EXTRACT TO READ →

┌────────

Neo4jVector doesn't work well with HuggingFaceEmbeddings when reusing the graph #24295

TripleCamellya · 2024-07-16T06:58:39Z

TripleCamellya
Jul 16, 2024

Checked other resources

I added a very descriptive title to this question.
I searched the LangChain documentation with the integrated search.
I used the GitHub search to find a similar question and didn't find it.

Commit to Help

I commit to help with one of those options 👆

Example Code

from langchain_community.vectorstores import Neo4jVector
from langchain_huggingface import HuggingFaceEmbeddings

embeddings = HuggingFaceEmbeddings(
    model_name="sentence-transformers/all-mpnet-base-v2"
)
self.existing_graph_parts = Neo4jVector.from_existing_graph(
    embedding=embeddings,
    url=uri,
    username=username,
    password=password,
    node_label="part",
    text_node_properties=["name"],
    embedding_node_property="embedding",
)

Description

Sorry for my poor English!

└────────

DIRECTIVE →
Condense the paragraph of the issue report above that begins "I added a very descriptive title" into a short bulleted list, keeping its main facts.

Layout region records:
┌────────

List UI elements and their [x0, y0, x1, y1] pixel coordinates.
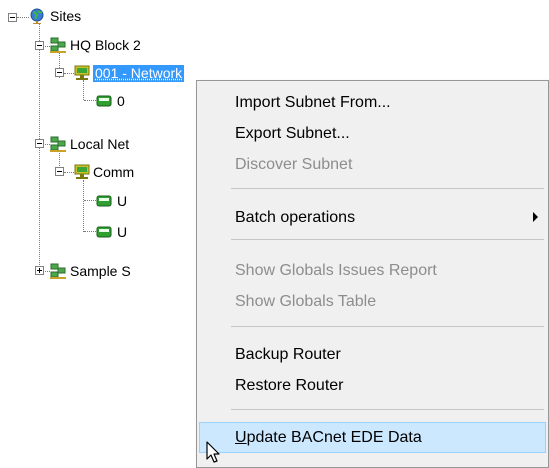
expand-toggle-sample[interactable] — [35, 266, 44, 275]
tree-line — [83, 80, 84, 100]
tree-node-network-selected[interactable]: 001 - Network — [93, 65, 185, 82]
menu-item-label: Batch operations — [235, 209, 356, 226]
network-icon — [74, 164, 90, 179]
collapse-toggle-sites[interactable] — [8, 13, 17, 22]
tree-node-local-net[interactable]: Local Net — [70, 136, 129, 153]
tree-node-router[interactable]: U — [117, 224, 127, 241]
menu-item-update-bacnet-ede[interactable]: Update BACnet EDE Data — [199, 422, 546, 453]
menu-separator — [231, 409, 544, 410]
menu-separator — [231, 188, 544, 189]
tree-line — [84, 100, 96, 101]
tree-node-router[interactable]: 0 — [117, 93, 125, 110]
menu-item-batch-operations[interactable]: Batch operations — [199, 202, 546, 233]
router-icon — [96, 195, 112, 207]
globe-icon — [30, 8, 44, 24]
tree-line — [64, 73, 74, 74]
tree-line — [84, 231, 96, 232]
menu-item-import-subnet[interactable]: Import Subnet From... — [199, 87, 546, 118]
menu-separator — [231, 239, 544, 240]
tree-line — [17, 17, 29, 18]
menu-separator — [231, 326, 544, 327]
menu-item-discover-subnet: Discover Subnet — [235, 156, 353, 173]
collapse-toggle-local-net[interactable] — [35, 139, 44, 148]
router-icon — [96, 226, 112, 238]
network-group-icon — [50, 263, 66, 279]
router-icon — [96, 95, 112, 107]
tree-line — [64, 172, 74, 173]
menu-item-show-globals-table: Show Globals Table — [235, 293, 377, 310]
tree-node-hq-block[interactable]: HQ Block 2 — [70, 37, 141, 54]
tree-line — [83, 180, 84, 232]
tree-node-router[interactable]: U — [117, 193, 127, 210]
tree-line — [84, 200, 96, 201]
network-group-icon — [50, 37, 66, 53]
collapse-toggle-hq-block[interactable] — [35, 41, 44, 50]
collapse-toggle-network[interactable] — [55, 68, 64, 77]
menu-item-label: pdate BACnet EDE Data — [246, 429, 422, 446]
submenu-arrow-icon — [533, 212, 538, 222]
mouse-pointer-icon — [206, 441, 220, 463]
menu-item-accelerator: U — [235, 429, 247, 446]
tree-node-sites[interactable]: Sites — [50, 8, 81, 25]
tree-node-comm[interactable]: Comm — [93, 164, 134, 181]
collapse-toggle-comm[interactable] — [55, 167, 64, 176]
context-menu: Import Subnet From... Export Subnet... D… — [196, 80, 549, 468]
menu-item-show-globals-issues: Show Globals Issues Report — [235, 262, 437, 279]
menu-item-restore-router[interactable]: Restore Router — [199, 370, 546, 401]
menu-item-backup-router[interactable]: Backup Router — [199, 339, 546, 370]
menu-item-export-subnet[interactable]: Export Subnet... — [199, 118, 546, 149]
tree-node-sample[interactable]: Sample S — [70, 263, 131, 280]
network-icon — [74, 65, 90, 80]
network-group-icon — [50, 136, 66, 152]
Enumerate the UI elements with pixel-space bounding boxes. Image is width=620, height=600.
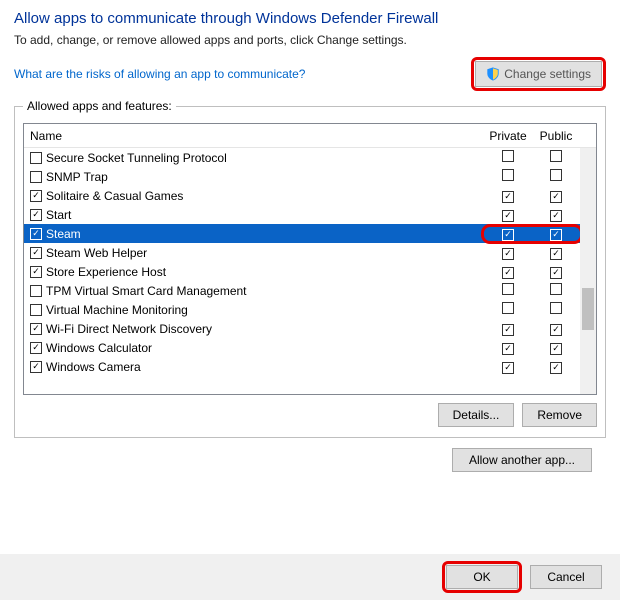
public-checkbox[interactable] bbox=[550, 150, 562, 162]
highlight-change-settings: Change settings bbox=[471, 57, 606, 91]
table-row[interactable]: SNMP Trap bbox=[24, 167, 580, 186]
allow-checkbox[interactable] bbox=[30, 361, 42, 373]
allow-checkbox[interactable] bbox=[30, 247, 42, 259]
private-checkbox[interactable] bbox=[502, 210, 514, 222]
allow-checkbox[interactable] bbox=[30, 190, 42, 202]
row-name: Solitaire & Casual Games bbox=[46, 189, 183, 203]
shield-icon bbox=[486, 67, 500, 81]
private-checkbox[interactable] bbox=[502, 267, 514, 279]
column-public[interactable]: Public bbox=[532, 129, 580, 143]
row-name: Start bbox=[46, 208, 71, 222]
remove-button[interactable]: Remove bbox=[522, 403, 597, 427]
table-row[interactable]: Store Experience Host bbox=[24, 262, 580, 281]
table-row[interactable]: Secure Socket Tunneling Protocol bbox=[24, 148, 580, 167]
allow-checkbox[interactable] bbox=[30, 171, 42, 183]
row-name: Windows Calculator bbox=[46, 341, 152, 355]
private-checkbox[interactable] bbox=[502, 324, 514, 336]
row-name: Steam bbox=[46, 227, 81, 241]
row-name: TPM Virtual Smart Card Management bbox=[46, 284, 247, 298]
table-row[interactable]: Windows Camera bbox=[24, 357, 580, 376]
public-checkbox[interactable] bbox=[550, 210, 562, 222]
allow-another-app-button[interactable]: Allow another app... bbox=[452, 448, 592, 472]
public-checkbox[interactable] bbox=[550, 302, 562, 314]
allow-checkbox[interactable] bbox=[30, 323, 42, 335]
public-checkbox[interactable] bbox=[550, 191, 562, 203]
table-row[interactable]: Steam Web Helper bbox=[24, 243, 580, 262]
row-name: Store Experience Host bbox=[46, 265, 166, 279]
private-checkbox[interactable] bbox=[502, 229, 514, 241]
allowed-apps-panel: Allowed apps and features: Name Private … bbox=[14, 99, 606, 438]
page-title: Allow apps to communicate through Window… bbox=[14, 10, 606, 27]
change-settings-button[interactable]: Change settings bbox=[475, 61, 602, 87]
public-checkbox[interactable] bbox=[550, 248, 562, 260]
allow-checkbox[interactable] bbox=[30, 228, 42, 240]
row-name: Wi-Fi Direct Network Discovery bbox=[46, 322, 212, 336]
column-name[interactable]: Name bbox=[30, 129, 484, 143]
row-name: Secure Socket Tunneling Protocol bbox=[46, 151, 227, 165]
private-checkbox[interactable] bbox=[502, 248, 514, 260]
table-row[interactable]: TPM Virtual Smart Card Management bbox=[24, 281, 580, 300]
row-name: Steam Web Helper bbox=[46, 246, 147, 260]
public-checkbox[interactable] bbox=[550, 169, 562, 181]
apps-list: Name Private Public Secure Socket Tunnel… bbox=[23, 123, 597, 395]
risks-link[interactable]: What are the risks of allowing an app to… bbox=[14, 67, 305, 81]
highlight-steam-checks bbox=[484, 227, 580, 241]
details-button[interactable]: Details... bbox=[438, 403, 515, 427]
allow-checkbox[interactable] bbox=[30, 285, 42, 297]
private-checkbox[interactable] bbox=[502, 150, 514, 162]
highlight-ok: OK bbox=[442, 561, 522, 593]
public-checkbox[interactable] bbox=[550, 362, 562, 374]
table-row[interactable]: Solitaire & Casual Games bbox=[24, 186, 580, 205]
allow-checkbox[interactable] bbox=[30, 209, 42, 221]
public-checkbox[interactable] bbox=[550, 343, 562, 355]
allow-checkbox[interactable] bbox=[30, 342, 42, 354]
scrollbar-thumb[interactable] bbox=[582, 288, 594, 330]
private-checkbox[interactable] bbox=[502, 283, 514, 295]
table-row[interactable]: Windows Calculator bbox=[24, 338, 580, 357]
panel-legend: Allowed apps and features: bbox=[23, 99, 176, 113]
public-checkbox[interactable] bbox=[550, 229, 562, 241]
private-checkbox[interactable] bbox=[502, 169, 514, 181]
row-name: SNMP Trap bbox=[46, 170, 108, 184]
private-checkbox[interactable] bbox=[502, 302, 514, 314]
page-subtitle: To add, change, or remove allowed apps a… bbox=[14, 33, 606, 47]
table-row[interactable]: Virtual Machine Monitoring bbox=[24, 300, 580, 319]
row-name: Virtual Machine Monitoring bbox=[46, 303, 188, 317]
change-settings-label: Change settings bbox=[504, 67, 591, 81]
private-checkbox[interactable] bbox=[502, 343, 514, 355]
list-scrollbar[interactable] bbox=[580, 148, 596, 394]
cancel-button[interactable]: Cancel bbox=[530, 565, 602, 589]
list-header: Name Private Public bbox=[24, 124, 596, 148]
allow-checkbox[interactable] bbox=[30, 266, 42, 278]
ok-button[interactable]: OK bbox=[446, 565, 518, 589]
allow-checkbox[interactable] bbox=[30, 152, 42, 164]
allow-checkbox[interactable] bbox=[30, 304, 42, 316]
column-private[interactable]: Private bbox=[484, 129, 532, 143]
public-checkbox[interactable] bbox=[550, 324, 562, 336]
table-row[interactable]: Steam bbox=[24, 224, 580, 243]
table-row[interactable]: Start bbox=[24, 205, 580, 224]
public-checkbox[interactable] bbox=[550, 267, 562, 279]
table-row[interactable]: Wi-Fi Direct Network Discovery bbox=[24, 319, 580, 338]
row-name: Windows Camera bbox=[46, 360, 141, 374]
dialog-footer: OK Cancel bbox=[0, 554, 620, 600]
private-checkbox[interactable] bbox=[502, 362, 514, 374]
public-checkbox[interactable] bbox=[550, 283, 562, 295]
private-checkbox[interactable] bbox=[502, 191, 514, 203]
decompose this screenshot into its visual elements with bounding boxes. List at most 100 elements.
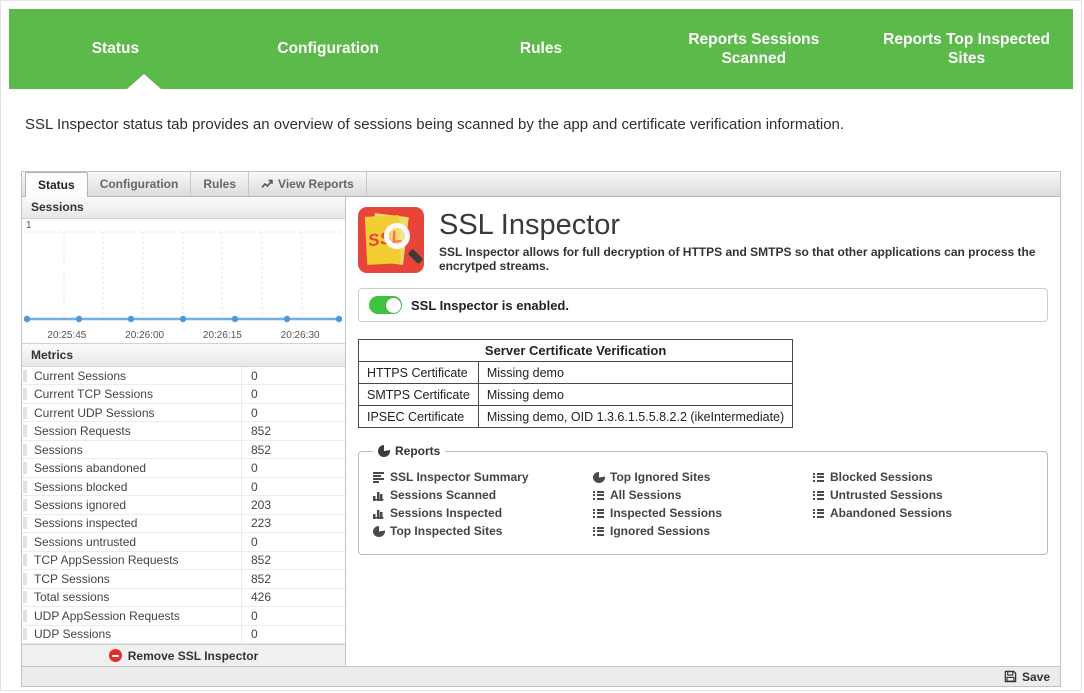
nav-tab-configuration-label: Configuration bbox=[277, 39, 379, 58]
chart-x-tick: 20:25:45 bbox=[47, 330, 86, 341]
report-icon bbox=[373, 526, 385, 537]
report-link[interactable]: Untrusted Sessions bbox=[813, 486, 1033, 504]
cert-table-row: IPSEC Certificate Missing demo, OID 1.3.… bbox=[359, 406, 793, 428]
report-link-label: Ignored Sessions bbox=[610, 524, 710, 538]
metric-value: 203 bbox=[242, 498, 345, 512]
app-subtitle: SSL Inspector allows for full decryption… bbox=[439, 245, 1048, 273]
app-header: SSL SSL Inspector SSL Inspector allows f… bbox=[358, 207, 1048, 273]
chart-x-tick: 20:26:30 bbox=[281, 330, 320, 341]
metric-label: Session Requests bbox=[34, 422, 242, 439]
metric-row: TCP Sessions 852 bbox=[22, 570, 345, 588]
remove-ssl-inspector-button[interactable]: Remove SSL Inspector bbox=[22, 644, 345, 666]
enabled-toggle[interactable] bbox=[369, 296, 402, 314]
pie-chart-icon bbox=[378, 445, 390, 457]
reports-section: Reports SSL Inspector Summary bbox=[358, 444, 1048, 555]
panel-footer: Save bbox=[22, 666, 1060, 686]
metric-label: UDP AppSession Requests bbox=[34, 607, 242, 624]
metric-value: 426 bbox=[242, 590, 345, 604]
report-icon bbox=[593, 490, 605, 501]
metric-row: UDP Sessions 0 bbox=[22, 626, 345, 644]
page: Status Configuration Rules Reports Sessi… bbox=[0, 0, 1082, 691]
cert-status: Missing demo, OID 1.3.6.1.5.5.8.2.2 (ike… bbox=[478, 406, 792, 428]
cert-type: HTTPS Certificate bbox=[359, 362, 479, 384]
panel-tab-rules[interactable]: Rules bbox=[191, 172, 249, 196]
metric-label: UDP Sessions bbox=[34, 626, 242, 643]
metric-row: Sessions abandoned 0 bbox=[22, 459, 345, 477]
sessions-chart-svg bbox=[24, 220, 342, 324]
metric-label: Total sessions bbox=[34, 589, 242, 606]
save-icon bbox=[1004, 670, 1017, 683]
ssl-inspector-panel: Status Configuration Rules View Reports … bbox=[21, 171, 1061, 687]
right-column: SSL SSL Inspector SSL Inspector allows f… bbox=[346, 197, 1060, 666]
metric-value: 0 bbox=[242, 369, 345, 383]
metric-row: Total sessions 426 bbox=[22, 589, 345, 607]
cert-table-row: SMTPS Certificate Missing demo bbox=[359, 384, 793, 406]
metric-value: 0 bbox=[242, 406, 345, 420]
nav-tab-reports-sessions-scanned[interactable]: Reports Sessions Scanned bbox=[647, 9, 860, 89]
chart-ymax-label: 1 bbox=[26, 220, 32, 231]
metric-label: TCP AppSession Requests bbox=[34, 552, 242, 569]
report-icon bbox=[813, 490, 825, 501]
report-link[interactable]: Inspected Sessions bbox=[593, 504, 813, 522]
panel-tab-status[interactable]: Status bbox=[25, 172, 88, 197]
metric-label: Sessions ignored bbox=[34, 496, 242, 513]
ssl-inspector-logo-icon: SSL bbox=[358, 207, 424, 273]
report-link-label: All Sessions bbox=[610, 488, 681, 502]
nav-tab-reports-top-inspected-sites[interactable]: Reports Top Inspected Sites bbox=[860, 9, 1073, 89]
report-icon bbox=[813, 472, 825, 483]
report-link[interactable]: All Sessions bbox=[593, 486, 813, 504]
remove-icon bbox=[109, 649, 122, 662]
nav-tab-status-label: Status bbox=[92, 39, 139, 58]
metric-label: TCP Sessions bbox=[34, 570, 242, 587]
panel-tab-configuration[interactable]: Configuration bbox=[88, 172, 192, 196]
metrics-section-header: Metrics bbox=[22, 343, 345, 367]
metric-row: Current UDP Sessions 0 bbox=[22, 404, 345, 422]
cert-table-title: Server Certificate Verification bbox=[359, 340, 793, 362]
report-icon bbox=[373, 490, 385, 501]
nav-tab-rules[interactable]: Rules bbox=[435, 9, 648, 89]
metric-row: Sessions 852 bbox=[22, 441, 345, 459]
report-icon bbox=[373, 508, 385, 519]
sessions-chart: 1 bbox=[22, 219, 345, 343]
report-link[interactable]: Sessions Inspected bbox=[373, 504, 593, 522]
metric-label: Current TCP Sessions bbox=[34, 385, 242, 402]
report-link[interactable]: Ignored Sessions bbox=[593, 522, 813, 540]
report-link-label: Top Inspected Sites bbox=[390, 524, 502, 538]
metrics-table: Current Sessions 0 Current TCP Sessions … bbox=[22, 367, 345, 644]
panel-main-region: Sessions 1 bbox=[22, 197, 1060, 666]
page-description: SSL Inspector status tab provides an ove… bbox=[25, 116, 1057, 133]
chart-x-tick: 20:26:00 bbox=[125, 330, 164, 341]
cert-type: IPSEC Certificate bbox=[359, 406, 479, 428]
metric-row: Current TCP Sessions 0 bbox=[22, 385, 345, 403]
nav-tab-reports-top-inspected-sites-label: Reports Top Inspected Sites bbox=[879, 30, 1054, 69]
nav-tab-status[interactable]: Status bbox=[9, 9, 222, 89]
report-link[interactable]: Top Inspected Sites bbox=[373, 522, 593, 540]
report-link[interactable]: Blocked Sessions bbox=[813, 468, 1033, 486]
magnifier-handle-icon bbox=[408, 249, 424, 265]
report-link[interactable]: SSL Inspector Summary bbox=[373, 468, 593, 486]
panel-tab-view-reports[interactable]: View Reports bbox=[249, 172, 367, 196]
report-icon bbox=[813, 508, 825, 519]
magnifier-lens-icon bbox=[384, 223, 410, 249]
reports-legend-label: Reports bbox=[395, 444, 440, 458]
report-link[interactable]: Abandoned Sessions bbox=[813, 504, 1033, 522]
metric-row: UDP AppSession Requests 0 bbox=[22, 607, 345, 625]
cert-status: Missing demo bbox=[478, 384, 792, 406]
report-icon bbox=[373, 472, 385, 483]
nav-tab-configuration[interactable]: Configuration bbox=[222, 9, 435, 89]
metric-row: Sessions blocked 0 bbox=[22, 478, 345, 496]
metric-row: Current Sessions 0 bbox=[22, 367, 345, 385]
metric-label: Sessions untrusted bbox=[34, 533, 242, 550]
metric-value: 0 bbox=[242, 461, 345, 475]
panel-tab-rules-label: Rules bbox=[203, 177, 236, 191]
save-button[interactable]: Save bbox=[1004, 670, 1050, 684]
report-icon bbox=[593, 472, 605, 483]
sessions-section-header: Sessions bbox=[22, 197, 345, 219]
app-title: SSL Inspector bbox=[439, 209, 1048, 242]
cert-table-row: HTTPS Certificate Missing demo bbox=[359, 362, 793, 384]
report-link[interactable]: Sessions Scanned bbox=[373, 486, 593, 504]
active-tab-notch bbox=[127, 74, 161, 89]
cert-status: Missing demo bbox=[478, 362, 792, 384]
line-chart-icon bbox=[261, 179, 273, 189]
report-link[interactable]: Top Ignored Sites bbox=[593, 468, 813, 486]
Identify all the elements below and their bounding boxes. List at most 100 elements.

└────────

CORRECT ANSWER →
- Gave the question a very descriptive title.
- Searched the LangChain documentation using its integrated search.
- Searched GitHub for a similar question and found none.